**Work instructions**
Copy every line of each item below without changing anything.

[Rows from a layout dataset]

━━━━━━━━━━━━━━━━━━━━━━━━━━━━━━

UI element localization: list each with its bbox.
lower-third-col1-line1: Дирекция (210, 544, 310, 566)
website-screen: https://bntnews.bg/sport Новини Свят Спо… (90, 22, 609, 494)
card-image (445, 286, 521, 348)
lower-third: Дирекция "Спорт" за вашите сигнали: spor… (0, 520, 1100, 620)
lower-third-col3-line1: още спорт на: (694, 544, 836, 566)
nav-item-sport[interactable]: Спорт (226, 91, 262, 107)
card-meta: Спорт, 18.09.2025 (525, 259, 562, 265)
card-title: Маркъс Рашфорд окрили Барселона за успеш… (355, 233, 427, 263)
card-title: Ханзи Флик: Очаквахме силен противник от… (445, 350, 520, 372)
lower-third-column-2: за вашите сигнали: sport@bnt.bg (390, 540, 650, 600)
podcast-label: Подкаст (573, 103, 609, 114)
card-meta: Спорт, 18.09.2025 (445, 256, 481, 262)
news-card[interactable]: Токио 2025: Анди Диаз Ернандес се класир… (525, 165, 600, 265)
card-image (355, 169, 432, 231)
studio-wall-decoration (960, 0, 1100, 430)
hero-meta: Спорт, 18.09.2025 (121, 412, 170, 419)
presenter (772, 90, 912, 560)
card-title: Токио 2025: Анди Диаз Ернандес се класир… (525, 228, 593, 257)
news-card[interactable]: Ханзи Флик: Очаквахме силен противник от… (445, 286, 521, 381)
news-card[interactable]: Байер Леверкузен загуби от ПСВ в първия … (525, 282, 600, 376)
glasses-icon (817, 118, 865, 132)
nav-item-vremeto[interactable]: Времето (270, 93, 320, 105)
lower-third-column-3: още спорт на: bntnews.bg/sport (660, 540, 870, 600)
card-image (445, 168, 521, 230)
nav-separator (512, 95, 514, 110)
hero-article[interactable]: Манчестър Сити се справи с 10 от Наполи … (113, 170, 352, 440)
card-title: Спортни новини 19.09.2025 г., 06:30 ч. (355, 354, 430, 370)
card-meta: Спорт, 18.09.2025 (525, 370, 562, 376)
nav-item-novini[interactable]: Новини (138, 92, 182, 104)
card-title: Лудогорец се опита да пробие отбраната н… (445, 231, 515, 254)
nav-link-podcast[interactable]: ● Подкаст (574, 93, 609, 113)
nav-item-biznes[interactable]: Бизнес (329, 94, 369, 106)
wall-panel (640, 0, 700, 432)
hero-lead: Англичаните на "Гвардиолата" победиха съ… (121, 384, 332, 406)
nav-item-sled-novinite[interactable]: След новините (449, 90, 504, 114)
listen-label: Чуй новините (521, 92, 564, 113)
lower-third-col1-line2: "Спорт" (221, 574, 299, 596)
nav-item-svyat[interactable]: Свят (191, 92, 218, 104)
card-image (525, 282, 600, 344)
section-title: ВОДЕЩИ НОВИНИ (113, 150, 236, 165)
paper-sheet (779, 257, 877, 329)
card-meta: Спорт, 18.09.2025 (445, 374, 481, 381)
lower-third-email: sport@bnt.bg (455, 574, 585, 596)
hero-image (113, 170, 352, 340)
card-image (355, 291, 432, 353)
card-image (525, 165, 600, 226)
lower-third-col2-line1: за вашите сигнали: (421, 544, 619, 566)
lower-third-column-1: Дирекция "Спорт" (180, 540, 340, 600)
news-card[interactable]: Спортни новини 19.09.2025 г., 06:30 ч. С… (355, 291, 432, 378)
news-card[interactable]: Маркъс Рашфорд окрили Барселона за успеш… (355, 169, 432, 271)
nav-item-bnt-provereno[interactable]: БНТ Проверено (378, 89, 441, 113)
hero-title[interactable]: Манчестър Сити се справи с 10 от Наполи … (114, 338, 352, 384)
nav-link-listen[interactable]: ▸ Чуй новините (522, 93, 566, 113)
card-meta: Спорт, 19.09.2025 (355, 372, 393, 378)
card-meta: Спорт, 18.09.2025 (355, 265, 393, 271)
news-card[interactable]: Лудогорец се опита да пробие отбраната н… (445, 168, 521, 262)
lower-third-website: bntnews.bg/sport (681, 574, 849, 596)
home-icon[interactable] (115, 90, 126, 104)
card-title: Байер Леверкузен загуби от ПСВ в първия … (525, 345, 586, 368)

━━━━━━━━━━━━━━━━━━━━━━━━━━━━━━

**Written reply**
UI element localization: list each with its bbox.
lower-third-col1-line1: Дирекция (210, 544, 310, 566)
website-screen: https://bntnews.bg/sport Новини Свят Спо… (90, 22, 609, 494)
card-image (445, 286, 521, 348)
lower-third: Дирекция "Спорт" за вашите сигнали: spor… (0, 520, 1100, 620)
lower-third-col3-line1: още спорт на: (694, 544, 836, 566)
nav-item-sport[interactable]: Спорт (226, 91, 262, 107)
card-meta: Спорт, 18.09.2025 (525, 259, 562, 265)
card-title: Маркъс Рашфорд окрили Барселона за успеш… (355, 233, 427, 263)
card-title: Ханзи Флик: Очаквахме силен противник от… (445, 350, 520, 372)
lower-third-column-2: за вашите сигнали: sport@bnt.bg (390, 540, 650, 600)
podcast-label: Подкаст (573, 103, 609, 114)
card-meta: Спорт, 18.09.2025 (445, 256, 481, 262)
news-card[interactable]: Токио 2025: Анди Диаз Ернандес се класир… (525, 165, 600, 265)
card-image (355, 169, 432, 231)
studio-wall-decoration (960, 0, 1100, 430)
hero-meta: Спорт, 18.09.2025 (121, 412, 170, 419)
presenter (772, 90, 912, 560)
card-title: Токио 2025: Анди Диаз Ернандес се класир… (525, 228, 593, 257)
news-card[interactable]: Ханзи Флик: Очаквахме силен противник от… (445, 286, 521, 381)
news-card[interactable]: Байер Леверкузен загуби от ПСВ в първия … (525, 282, 600, 376)
glasses-icon (817, 118, 865, 132)
nav-item-vremeto[interactable]: Времето (270, 93, 320, 105)
lower-third-column-3: още спорт на: bntnews.bg/sport (660, 540, 870, 600)
card-image (445, 168, 521, 230)
nav-separator (512, 95, 514, 110)
hero-article[interactable]: Манчестър Сити се справи с 10 от Наполи … (113, 170, 352, 440)
card-title: Спортни новини 19.09.2025 г., 06:30 ч. (355, 354, 430, 370)
card-meta: Спорт, 18.09.2025 (525, 370, 562, 376)
nav-item-novini[interactable]: Новини (138, 92, 182, 104)
card-title: Лудогорец се опита да пробие отбраната н… (445, 231, 515, 254)
nav-link-podcast[interactable]: ● Подкаст (574, 93, 609, 113)
nav-item-biznes[interactable]: Бизнес (329, 94, 369, 106)
wall-panel (640, 0, 700, 432)
hero-lead: Англичаните на "Гвардиолата" победиха съ… (121, 384, 332, 406)
nav-item-sled-novinite[interactable]: След новините (449, 90, 504, 114)
listen-label: Чуй новините (521, 92, 564, 113)
lower-third-col1-line2: "Спорт" (221, 574, 299, 596)
nav-item-svyat[interactable]: Свят (191, 92, 218, 104)
card-image (525, 282, 600, 344)
section-title: ВОДЕЩИ НОВИНИ (113, 150, 236, 165)
paper-sheet (779, 257, 877, 329)
card-meta: Спорт, 18.09.2025 (445, 374, 481, 381)
lower-third-email: sport@bnt.bg (455, 574, 585, 596)
hero-image (113, 170, 352, 340)
card-image (355, 291, 432, 353)
card-image (525, 165, 600, 226)
lower-third-col2-line1: за вашите сигнали: (421, 544, 619, 566)
lower-third-column-1: Дирекция "Спорт" (180, 540, 340, 600)
news-card[interactable]: Спортни новини 19.09.2025 г., 06:30 ч. С… (355, 291, 432, 378)
news-card[interactable]: Маркъс Рашфорд окрили Барселона за успеш… (355, 169, 432, 271)
nav-item-bnt-provereno[interactable]: БНТ Проверено (378, 89, 441, 113)
hero-title[interactable]: Манчестър Сити се справи с 10 от Наполи … (114, 338, 352, 384)
nav-link-listen[interactable]: ▸ Чуй новините (522, 93, 566, 113)
card-meta: Спорт, 19.09.2025 (355, 372, 393, 378)
card-meta: Спорт, 18.09.2025 (355, 265, 393, 271)
news-card[interactable]: Лудогорец се опита да пробие отбраната н… (445, 168, 521, 262)
lower-third-website: bntnews.bg/sport (681, 574, 849, 596)
home-icon[interactable] (115, 90, 126, 104)
card-title: Байер Леверкузен загуби от ПСВ в първия … (525, 345, 586, 368)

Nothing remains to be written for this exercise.